→ **BRIEF**: Gather up the lines that contain "Under".

→ **AVAILABLE RECORDS**:

§ §

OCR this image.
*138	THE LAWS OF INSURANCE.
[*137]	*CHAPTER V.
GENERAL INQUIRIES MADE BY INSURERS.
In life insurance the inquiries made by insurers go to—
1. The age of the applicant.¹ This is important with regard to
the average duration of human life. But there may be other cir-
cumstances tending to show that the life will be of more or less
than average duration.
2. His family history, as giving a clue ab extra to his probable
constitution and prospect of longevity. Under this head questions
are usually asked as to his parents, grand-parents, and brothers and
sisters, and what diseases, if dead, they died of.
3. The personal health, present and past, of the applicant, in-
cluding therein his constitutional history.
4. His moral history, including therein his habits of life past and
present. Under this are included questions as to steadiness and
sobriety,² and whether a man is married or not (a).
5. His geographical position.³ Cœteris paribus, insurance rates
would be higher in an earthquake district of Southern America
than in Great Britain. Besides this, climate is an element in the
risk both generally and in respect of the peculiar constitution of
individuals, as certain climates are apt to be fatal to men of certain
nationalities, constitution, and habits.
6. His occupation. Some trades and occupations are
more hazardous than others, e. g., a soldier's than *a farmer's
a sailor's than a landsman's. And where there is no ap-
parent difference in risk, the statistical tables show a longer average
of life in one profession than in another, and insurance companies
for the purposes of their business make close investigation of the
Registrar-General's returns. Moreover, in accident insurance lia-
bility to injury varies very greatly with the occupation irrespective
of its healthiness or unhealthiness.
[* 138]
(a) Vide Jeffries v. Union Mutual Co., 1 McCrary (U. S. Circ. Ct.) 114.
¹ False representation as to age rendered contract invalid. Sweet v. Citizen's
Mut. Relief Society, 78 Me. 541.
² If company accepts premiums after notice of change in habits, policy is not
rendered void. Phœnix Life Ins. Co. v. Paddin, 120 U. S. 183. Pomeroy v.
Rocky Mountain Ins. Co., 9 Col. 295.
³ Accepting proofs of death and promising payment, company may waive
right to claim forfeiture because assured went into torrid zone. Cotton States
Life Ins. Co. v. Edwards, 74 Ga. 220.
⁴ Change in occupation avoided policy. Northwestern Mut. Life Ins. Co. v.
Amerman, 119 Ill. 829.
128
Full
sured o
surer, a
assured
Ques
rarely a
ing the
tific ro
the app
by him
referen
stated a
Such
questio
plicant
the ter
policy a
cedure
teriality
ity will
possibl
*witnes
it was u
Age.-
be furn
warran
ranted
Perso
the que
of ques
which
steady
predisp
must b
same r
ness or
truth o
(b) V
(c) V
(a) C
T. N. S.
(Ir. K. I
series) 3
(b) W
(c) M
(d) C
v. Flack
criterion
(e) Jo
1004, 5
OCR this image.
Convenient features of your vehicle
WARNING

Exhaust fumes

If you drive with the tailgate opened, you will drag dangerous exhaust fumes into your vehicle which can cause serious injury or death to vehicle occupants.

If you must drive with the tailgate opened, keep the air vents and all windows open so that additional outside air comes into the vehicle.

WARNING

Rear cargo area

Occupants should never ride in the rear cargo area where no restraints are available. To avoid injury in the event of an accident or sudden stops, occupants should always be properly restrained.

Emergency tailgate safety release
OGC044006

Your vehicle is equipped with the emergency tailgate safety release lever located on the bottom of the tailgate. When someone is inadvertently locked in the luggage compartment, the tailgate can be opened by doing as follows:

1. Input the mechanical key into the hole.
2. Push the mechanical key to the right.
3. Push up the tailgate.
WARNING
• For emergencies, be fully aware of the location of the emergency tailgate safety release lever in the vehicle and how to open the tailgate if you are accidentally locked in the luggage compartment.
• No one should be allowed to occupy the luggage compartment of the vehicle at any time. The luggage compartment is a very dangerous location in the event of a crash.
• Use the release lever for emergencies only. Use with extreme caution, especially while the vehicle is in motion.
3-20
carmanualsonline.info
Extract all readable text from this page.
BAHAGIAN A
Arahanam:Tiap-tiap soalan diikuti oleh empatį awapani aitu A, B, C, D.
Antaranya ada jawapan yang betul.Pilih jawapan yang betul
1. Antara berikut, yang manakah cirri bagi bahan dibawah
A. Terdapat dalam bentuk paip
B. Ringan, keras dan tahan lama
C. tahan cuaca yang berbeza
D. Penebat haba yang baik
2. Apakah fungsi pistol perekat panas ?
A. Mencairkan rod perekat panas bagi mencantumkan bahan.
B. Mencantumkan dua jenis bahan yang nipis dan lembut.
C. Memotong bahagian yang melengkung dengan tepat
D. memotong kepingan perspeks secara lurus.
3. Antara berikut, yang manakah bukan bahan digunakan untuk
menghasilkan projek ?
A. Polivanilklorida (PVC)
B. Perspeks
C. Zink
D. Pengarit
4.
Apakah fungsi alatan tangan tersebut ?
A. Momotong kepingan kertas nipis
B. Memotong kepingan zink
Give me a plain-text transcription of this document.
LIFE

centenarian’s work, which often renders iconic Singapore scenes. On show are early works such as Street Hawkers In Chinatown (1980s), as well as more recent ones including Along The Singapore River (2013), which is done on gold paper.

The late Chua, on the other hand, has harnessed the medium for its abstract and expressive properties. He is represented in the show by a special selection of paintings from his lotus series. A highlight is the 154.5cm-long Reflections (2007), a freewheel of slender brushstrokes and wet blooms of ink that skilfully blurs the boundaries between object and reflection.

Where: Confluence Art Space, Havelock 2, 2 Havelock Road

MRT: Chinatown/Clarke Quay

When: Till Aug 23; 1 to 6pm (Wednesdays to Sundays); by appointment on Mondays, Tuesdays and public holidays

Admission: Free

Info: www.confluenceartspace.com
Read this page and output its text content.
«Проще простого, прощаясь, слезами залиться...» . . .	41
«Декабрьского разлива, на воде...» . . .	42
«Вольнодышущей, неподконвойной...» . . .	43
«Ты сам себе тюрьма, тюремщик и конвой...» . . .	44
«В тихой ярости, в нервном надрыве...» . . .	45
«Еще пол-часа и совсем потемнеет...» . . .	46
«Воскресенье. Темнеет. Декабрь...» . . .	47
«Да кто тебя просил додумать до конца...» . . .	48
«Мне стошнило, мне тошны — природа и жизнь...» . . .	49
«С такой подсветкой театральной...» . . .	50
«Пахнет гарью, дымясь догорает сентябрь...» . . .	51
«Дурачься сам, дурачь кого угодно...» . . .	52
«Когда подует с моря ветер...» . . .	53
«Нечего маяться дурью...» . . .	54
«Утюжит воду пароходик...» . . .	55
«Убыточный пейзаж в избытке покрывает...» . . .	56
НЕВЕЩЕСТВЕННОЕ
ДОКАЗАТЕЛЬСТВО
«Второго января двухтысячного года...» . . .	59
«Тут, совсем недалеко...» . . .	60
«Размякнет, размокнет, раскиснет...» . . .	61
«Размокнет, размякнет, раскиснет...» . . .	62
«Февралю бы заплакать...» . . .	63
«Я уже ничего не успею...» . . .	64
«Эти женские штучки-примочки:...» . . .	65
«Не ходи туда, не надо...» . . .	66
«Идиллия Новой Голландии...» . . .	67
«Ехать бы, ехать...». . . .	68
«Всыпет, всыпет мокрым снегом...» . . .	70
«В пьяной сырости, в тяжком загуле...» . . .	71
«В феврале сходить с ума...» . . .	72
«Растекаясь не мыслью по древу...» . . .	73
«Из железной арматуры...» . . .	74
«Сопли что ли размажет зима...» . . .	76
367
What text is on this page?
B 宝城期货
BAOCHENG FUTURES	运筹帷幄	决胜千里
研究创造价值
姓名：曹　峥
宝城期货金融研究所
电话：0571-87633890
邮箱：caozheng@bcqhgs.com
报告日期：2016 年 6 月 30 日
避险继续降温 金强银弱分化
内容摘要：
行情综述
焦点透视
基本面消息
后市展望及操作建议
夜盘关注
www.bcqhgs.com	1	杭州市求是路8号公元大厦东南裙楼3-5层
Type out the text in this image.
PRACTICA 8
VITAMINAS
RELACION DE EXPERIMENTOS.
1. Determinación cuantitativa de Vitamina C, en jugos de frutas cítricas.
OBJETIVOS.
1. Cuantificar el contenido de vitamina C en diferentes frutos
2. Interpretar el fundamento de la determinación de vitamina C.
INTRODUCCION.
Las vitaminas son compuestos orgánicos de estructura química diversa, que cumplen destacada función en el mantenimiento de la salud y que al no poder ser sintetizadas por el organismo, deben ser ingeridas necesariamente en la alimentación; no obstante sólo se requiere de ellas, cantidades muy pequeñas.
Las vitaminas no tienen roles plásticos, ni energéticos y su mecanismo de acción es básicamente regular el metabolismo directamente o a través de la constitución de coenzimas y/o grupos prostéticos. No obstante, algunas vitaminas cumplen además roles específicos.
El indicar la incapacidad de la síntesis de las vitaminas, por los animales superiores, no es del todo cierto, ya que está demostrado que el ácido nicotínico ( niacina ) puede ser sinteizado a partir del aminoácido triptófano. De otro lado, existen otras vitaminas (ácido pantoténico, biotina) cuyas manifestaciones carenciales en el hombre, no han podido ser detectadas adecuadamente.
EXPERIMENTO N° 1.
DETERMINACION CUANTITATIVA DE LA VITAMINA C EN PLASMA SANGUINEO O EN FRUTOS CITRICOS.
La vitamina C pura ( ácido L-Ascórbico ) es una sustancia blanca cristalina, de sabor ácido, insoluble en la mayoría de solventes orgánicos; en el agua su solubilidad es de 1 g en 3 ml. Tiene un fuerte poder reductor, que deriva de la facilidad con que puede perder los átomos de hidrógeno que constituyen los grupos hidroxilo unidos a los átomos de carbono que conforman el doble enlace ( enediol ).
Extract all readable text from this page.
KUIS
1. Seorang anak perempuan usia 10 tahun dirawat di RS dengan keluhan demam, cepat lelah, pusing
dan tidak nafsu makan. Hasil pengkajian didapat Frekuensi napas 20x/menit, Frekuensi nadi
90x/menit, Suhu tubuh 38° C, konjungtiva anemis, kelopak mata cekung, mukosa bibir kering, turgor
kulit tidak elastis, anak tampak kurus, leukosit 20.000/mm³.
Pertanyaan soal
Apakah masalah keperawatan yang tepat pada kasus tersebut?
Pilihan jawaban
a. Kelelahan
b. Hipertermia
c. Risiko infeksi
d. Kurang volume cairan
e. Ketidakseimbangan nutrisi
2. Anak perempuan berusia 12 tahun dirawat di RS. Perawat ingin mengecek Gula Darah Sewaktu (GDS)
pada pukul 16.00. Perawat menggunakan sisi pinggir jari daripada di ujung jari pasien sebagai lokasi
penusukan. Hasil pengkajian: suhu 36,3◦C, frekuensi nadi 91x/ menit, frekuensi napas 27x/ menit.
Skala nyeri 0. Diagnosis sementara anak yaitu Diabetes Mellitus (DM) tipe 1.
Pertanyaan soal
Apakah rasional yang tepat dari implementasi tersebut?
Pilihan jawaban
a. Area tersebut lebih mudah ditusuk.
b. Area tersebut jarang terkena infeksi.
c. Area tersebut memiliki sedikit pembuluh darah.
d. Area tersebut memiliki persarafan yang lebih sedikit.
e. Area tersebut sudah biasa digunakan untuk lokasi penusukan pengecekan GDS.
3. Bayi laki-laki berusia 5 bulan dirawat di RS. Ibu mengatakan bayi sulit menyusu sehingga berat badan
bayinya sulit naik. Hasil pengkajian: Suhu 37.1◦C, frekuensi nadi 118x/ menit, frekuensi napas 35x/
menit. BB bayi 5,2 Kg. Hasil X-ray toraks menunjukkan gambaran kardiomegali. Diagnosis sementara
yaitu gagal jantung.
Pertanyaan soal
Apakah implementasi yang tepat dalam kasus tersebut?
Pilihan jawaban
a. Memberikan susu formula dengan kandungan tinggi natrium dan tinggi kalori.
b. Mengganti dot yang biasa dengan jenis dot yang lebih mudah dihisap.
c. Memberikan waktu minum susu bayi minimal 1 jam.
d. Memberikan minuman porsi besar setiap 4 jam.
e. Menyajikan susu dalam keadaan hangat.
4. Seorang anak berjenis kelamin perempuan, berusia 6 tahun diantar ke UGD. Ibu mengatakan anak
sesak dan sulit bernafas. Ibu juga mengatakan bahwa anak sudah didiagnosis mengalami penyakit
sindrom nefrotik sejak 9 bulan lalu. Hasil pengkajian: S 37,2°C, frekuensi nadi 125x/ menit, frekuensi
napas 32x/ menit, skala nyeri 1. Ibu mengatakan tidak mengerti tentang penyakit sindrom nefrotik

§ §

→ **WORKED SOLUTION**:
constitution and prospect of longevity. Under this head questions
present. Under this are included questions as to steadiness and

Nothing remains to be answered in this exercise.